REQUIRED TASK:
Retype each record shown below, leaving every character as it is.

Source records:
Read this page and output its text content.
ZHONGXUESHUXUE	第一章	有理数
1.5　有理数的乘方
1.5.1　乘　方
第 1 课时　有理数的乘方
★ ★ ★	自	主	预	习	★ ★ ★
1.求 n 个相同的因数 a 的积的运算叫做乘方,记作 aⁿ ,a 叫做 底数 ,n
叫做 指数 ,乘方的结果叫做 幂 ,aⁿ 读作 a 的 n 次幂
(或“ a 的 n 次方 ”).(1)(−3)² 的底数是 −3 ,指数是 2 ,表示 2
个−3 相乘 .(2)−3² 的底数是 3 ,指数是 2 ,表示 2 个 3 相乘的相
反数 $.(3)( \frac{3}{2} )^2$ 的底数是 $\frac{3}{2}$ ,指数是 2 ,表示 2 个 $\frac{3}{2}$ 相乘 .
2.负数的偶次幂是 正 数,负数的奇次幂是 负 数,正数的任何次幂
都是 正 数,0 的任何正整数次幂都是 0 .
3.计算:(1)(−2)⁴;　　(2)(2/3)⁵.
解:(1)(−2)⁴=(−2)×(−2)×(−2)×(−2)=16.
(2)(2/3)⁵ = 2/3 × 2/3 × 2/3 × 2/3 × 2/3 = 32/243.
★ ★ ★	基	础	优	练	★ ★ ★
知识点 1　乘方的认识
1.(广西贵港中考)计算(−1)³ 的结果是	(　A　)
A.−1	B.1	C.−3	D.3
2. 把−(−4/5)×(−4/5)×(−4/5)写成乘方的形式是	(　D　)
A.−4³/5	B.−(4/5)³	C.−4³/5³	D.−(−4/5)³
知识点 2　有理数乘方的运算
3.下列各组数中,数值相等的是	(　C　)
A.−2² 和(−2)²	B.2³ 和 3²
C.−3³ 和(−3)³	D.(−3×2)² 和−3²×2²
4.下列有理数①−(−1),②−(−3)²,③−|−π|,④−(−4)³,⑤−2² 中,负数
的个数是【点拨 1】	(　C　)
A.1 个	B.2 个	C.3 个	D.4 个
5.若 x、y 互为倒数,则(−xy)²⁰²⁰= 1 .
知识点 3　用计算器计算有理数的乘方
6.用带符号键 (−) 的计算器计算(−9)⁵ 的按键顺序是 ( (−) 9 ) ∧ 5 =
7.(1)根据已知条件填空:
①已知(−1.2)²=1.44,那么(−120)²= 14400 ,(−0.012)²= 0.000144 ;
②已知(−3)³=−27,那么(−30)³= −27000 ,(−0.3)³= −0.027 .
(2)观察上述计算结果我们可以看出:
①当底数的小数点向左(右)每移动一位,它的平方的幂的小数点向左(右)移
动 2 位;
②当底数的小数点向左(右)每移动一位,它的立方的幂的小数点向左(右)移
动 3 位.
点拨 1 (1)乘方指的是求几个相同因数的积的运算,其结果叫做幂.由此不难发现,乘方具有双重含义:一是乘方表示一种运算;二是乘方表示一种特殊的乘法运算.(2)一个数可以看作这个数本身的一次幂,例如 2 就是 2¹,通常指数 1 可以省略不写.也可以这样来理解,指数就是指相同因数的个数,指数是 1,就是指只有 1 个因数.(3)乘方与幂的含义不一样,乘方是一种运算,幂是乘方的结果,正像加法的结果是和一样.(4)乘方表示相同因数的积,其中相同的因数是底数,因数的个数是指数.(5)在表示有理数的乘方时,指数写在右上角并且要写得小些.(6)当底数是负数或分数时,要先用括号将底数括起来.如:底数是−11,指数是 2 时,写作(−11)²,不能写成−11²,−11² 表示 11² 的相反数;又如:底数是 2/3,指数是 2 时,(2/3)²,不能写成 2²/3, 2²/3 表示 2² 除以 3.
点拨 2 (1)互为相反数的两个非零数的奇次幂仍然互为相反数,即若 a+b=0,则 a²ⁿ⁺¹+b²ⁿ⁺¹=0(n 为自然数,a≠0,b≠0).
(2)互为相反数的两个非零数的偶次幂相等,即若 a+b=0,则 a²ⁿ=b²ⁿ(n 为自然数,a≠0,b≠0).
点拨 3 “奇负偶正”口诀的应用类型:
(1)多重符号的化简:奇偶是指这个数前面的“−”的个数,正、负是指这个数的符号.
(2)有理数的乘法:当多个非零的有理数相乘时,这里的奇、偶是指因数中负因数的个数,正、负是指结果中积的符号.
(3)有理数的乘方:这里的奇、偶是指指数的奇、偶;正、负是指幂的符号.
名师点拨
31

SOLUTION BELOW:
Read this page and output its text content.
ZHONGXUESHUXUE	第一章	有理数
1.5　有理数的乘方
1.5.1　乘　方
第 1 课时　有理数的乘方
★ ★ ★	自	主	预	习	★ ★ ★
1.求 n 个相同的因数 a 的积的运算叫做乘方,记作 aⁿ ,a 叫做 底数 ,n
叫做 指数 ,乘方的结果叫做 幂 ,aⁿ 读作 a 的 n 次幂
(或“ a 的 n 次方 ”).(1)(−3)² 的底数是 −3 ,指数是 2 ,表示 2
个−3 相乘 .(2)−3² 的底数是 3 ,指数是 2 ,表示 2 个 3 相乘的相
反数 $.(3)( \frac{3}{2} )^2$ 的底数是 $\frac{3}{2}$ ,指数是 2 ,表示 2 个 $\frac{3}{2}$ 相乘 .
2.负数的偶次幂是 正 数,负数的奇次幂是 负 数,正数的任何次幂
都是 正 数,0 的任何正整数次幂都是 0 .
3.计算:(1)(−2)⁴;　　(2)(2/3)⁵.
解:(1)(−2)⁴=(−2)×(−2)×(−2)×(−2)=16.
(2)(2/3)⁵ = 2/3 × 2/3 × 2/3 × 2/3 × 2/3 = 32/243.
★ ★ ★	基	础	优	练	★ ★ ★
知识点 1　乘方的认识
1.(广西贵港中考)计算(−1)³ 的结果是	(　A　)
A.−1	B.1	C.−3	D.3
2. 把−(−4/5)×(−4/5)×(−4/5)写成乘方的形式是	(　D　)
A.−4³/5	B.−(4/5)³	C.−4³/5³	D.−(−4/5)³
知识点 2　有理数乘方的运算
3.下列各组数中,数值相等的是	(　C　)
A.−2² 和(−2)²	B.2³ 和 3²
C.−3³ 和(−3)³	D.(−3×2)² 和−3²×2²
4.下列有理数①−(−1),②−(−3)²,③−|−π|,④−(−4)³,⑤−2² 中,负数
的个数是【点拨 1】	(　C　)
A.1 个	B.2 个	C.3 个	D.4 个
5.若 x、y 互为倒数,则(−xy)²⁰²⁰= 1 .
知识点 3　用计算器计算有理数的乘方
6.用带符号键 (−) 的计算器计算(−9)⁵ 的按键顺序是 ( (−) 9 ) ∧ 5 =
7.(1)根据已知条件填空:
①已知(−1.2)²=1.44,那么(−120)²= 14400 ,(−0.012)²= 0.000144 ;
②已知(−3)³=−27,那么(−30)³= −27000 ,(−0.3)³= −0.027 .
(2)观察上述计算结果我们可以看出:
①当底数的小数点向左(右)每移动一位,它的平方的幂的小数点向左(右)移
动 2 位;
②当底数的小数点向左(右)每移动一位,它的立方的幂的小数点向左(右)移
动 3 位.
点拨 1 (1)乘方指的是求几个相同因数的积的运算,其结果叫做幂.由此不难发现,乘方具有双重含义:一是乘方表示一种运算;二是乘方表示一种特殊的乘法运算.(2)一个数可以看作这个数本身的一次幂,例如 2 就是 2¹,通常指数 1 可以省略不写.也可以这样来理解,指数就是指相同因数的个数,指数是 1,就是指只有 1 个因数.(3)乘方与幂的含义不一样,乘方是一种运算,幂是乘方的结果,正像加法的结果是和一样.(4)乘方表示相同因数的积,其中相同的因数是底数,因数的个数是指数.(5)在表示有理数的乘方时,指数写在右上角并且要写得小些.(6)当底数是负数或分数时,要先用括号将底数括起来.如:底数是−11,指数是 2 时,写作(−11)²,不能写成−11²,−11² 表示 11² 的相反数;又如:底数是 2/3,指数是 2 时,(2/3)²,不能写成 2²/3, 2²/3 表示 2² 除以 3.
点拨 2 (1)互为相反数的两个非零数的奇次幂仍然互为相反数,即若 a+b=0,则 a²ⁿ⁺¹+b²ⁿ⁺¹=0(n 为自然数,a≠0,b≠0).
(2)互为相反数的两个非零数的偶次幂相等,即若 a+b=0,则 a²ⁿ=b²ⁿ(n 为自然数,a≠0,b≠0).
点拨 3 “奇负偶正”口诀的应用类型:
(1)多重符号的化简:奇偶是指这个数前面的“−”的个数,正、负是指这个数的符号.
(2)有理数的乘法:当多个非零的有理数相乘时,这里的奇、偶是指因数中负因数的个数,正、负是指结果中积的符号.
(3)有理数的乘方:这里的奇、偶是指指数的奇、偶;正、负是指幂的符号.
名师点拨
31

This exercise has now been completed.